[Records for the task]:
= = = = =

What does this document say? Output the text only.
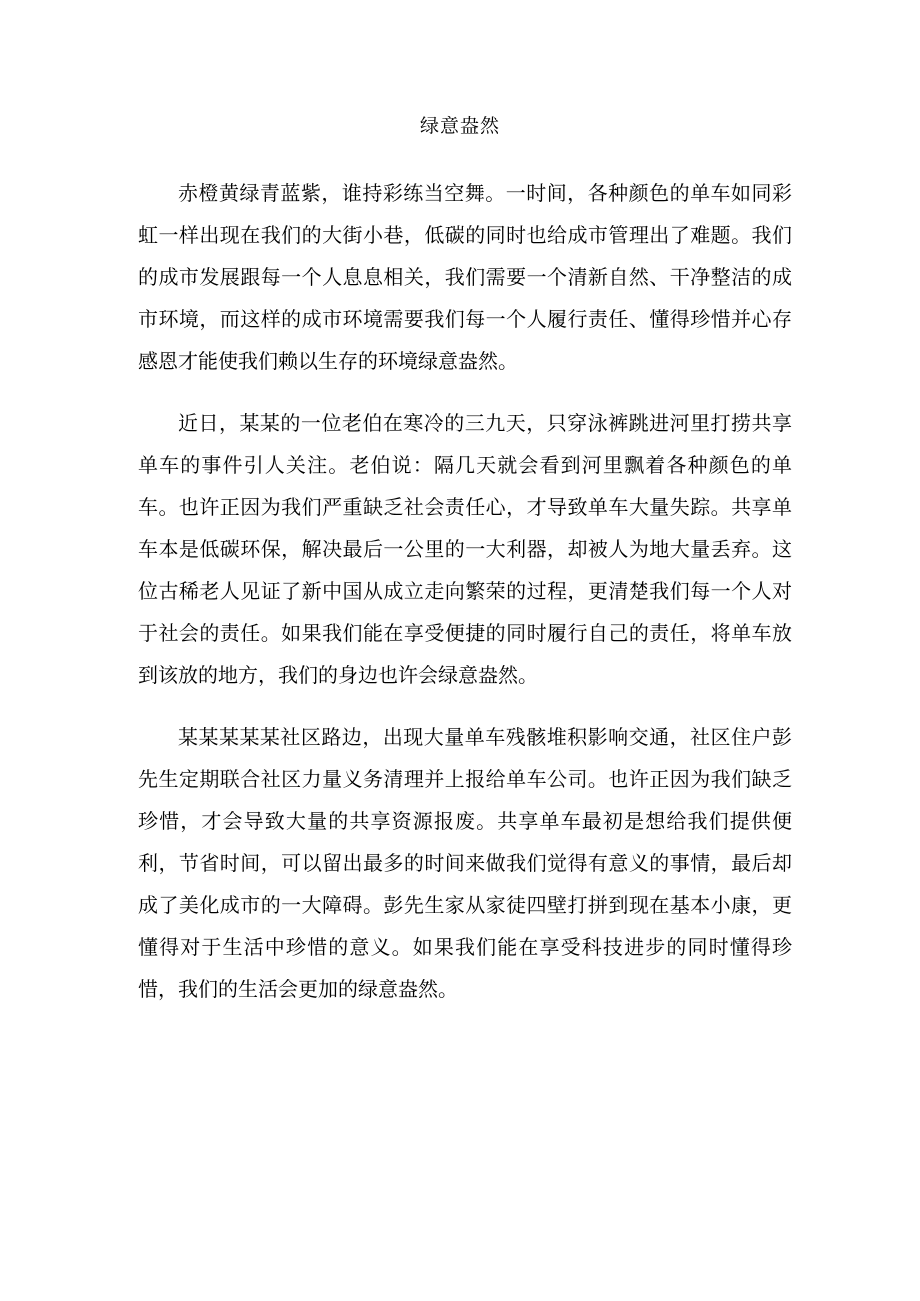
绿意盎然

赤橙黄绿青蓝紫，谁持彩练当空舞。一时间，各种颜色的单车如同彩虹一样出现在我们的大街小巷，低碳的同时也给成市管理出了难题。我们的成市发展跟每一个人息息相关，我们需要一个清新自然、干净整洁的成市环境，而这样的成市环境需要我们每一个人履行责任、懂得珍惜并心存感恩才能使我们赖以生存的环境绿意盎然。

近日，某某的一位老伯在寒冷的三九天，只穿泳裤跳进河里打捞共享单车的事件引人关注。老伯说：隔几天就会看到河里飘着各种颜色的单车。也许正因为我们严重缺乏社会责任心，才导致单车大量失踪。共享单车本是低碳环保，解决最后一公里的一大利器，却被人为地大量丢弃。这位古稀老人见证了新中国从成立走向繁荣的过程，更清楚我们每一个人对于社会的责任。如果我们能在享受便捷的同时履行自己的责任，将单车放到该放的地方，我们的身边也许会绿意盎然。

某某某某某社区路边，出现大量单车残骸堆积影响交通，社区住户彭先生定期联合社区力量义务清理并上报给单车公司。也许正因为我们缺乏珍惜，才会导致大量的共享资源报废。共享单车最初是想给我们提供便利，节省时间，可以留出最多的时间来做我们觉得有意义的事情，最后却成了美化成市的一大障碍。彭先生家从家徒四壁打拼到现在基本小康，更懂得对于生活中珍惜的意义。如果我们能在享受科技进步的同时懂得珍惜，我们的生活会更加的绿意盎然。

= = = = =

[Objective]: Pictures in the records above are not copied; print everything else exactly.

[Response]:
What does this document say? Output the text only.
绿意盎然

赤橙黄绿青蓝紫，谁持彩练当空舞。一时间，各种颜色的单车如同彩虹一样出现在我们的大街小巷，低碳的同时也给成市管理出了难题。我们的成市发展跟每一个人息息相关，我们需要一个清新自然、干净整洁的成市环境，而这样的成市环境需要我们每一个人履行责任、懂得珍惜并心存感恩才能使我们赖以生存的环境绿意盎然。

近日，某某的一位老伯在寒冷的三九天，只穿泳裤跳进河里打捞共享单车的事件引人关注。老伯说：隔几天就会看到河里飘着各种颜色的单车。也许正因为我们严重缺乏社会责任心，才导致单车大量失踪。共享单车本是低碳环保，解决最后一公里的一大利器，却被人为地大量丢弃。这位古稀老人见证了新中国从成立走向繁荣的过程，更清楚我们每一个人对于社会的责任。如果我们能在享受便捷的同时履行自己的责任，将单车放到该放的地方，我们的身边也许会绿意盎然。

某某某某某社区路边，出现大量单车残骸堆积影响交通，社区住户彭先生定期联合社区力量义务清理并上报给单车公司。也许正因为我们缺乏珍惜，才会导致大量的共享资源报废。共享单车最初是想给我们提供便利，节省时间，可以留出最多的时间来做我们觉得有意义的事情，最后却成了美化成市的一大障碍。彭先生家从家徒四壁打拼到现在基本小康，更懂得对于生活中珍惜的意义。如果我们能在享受科技进步的同时懂得珍惜，我们的生活会更加的绿意盎然。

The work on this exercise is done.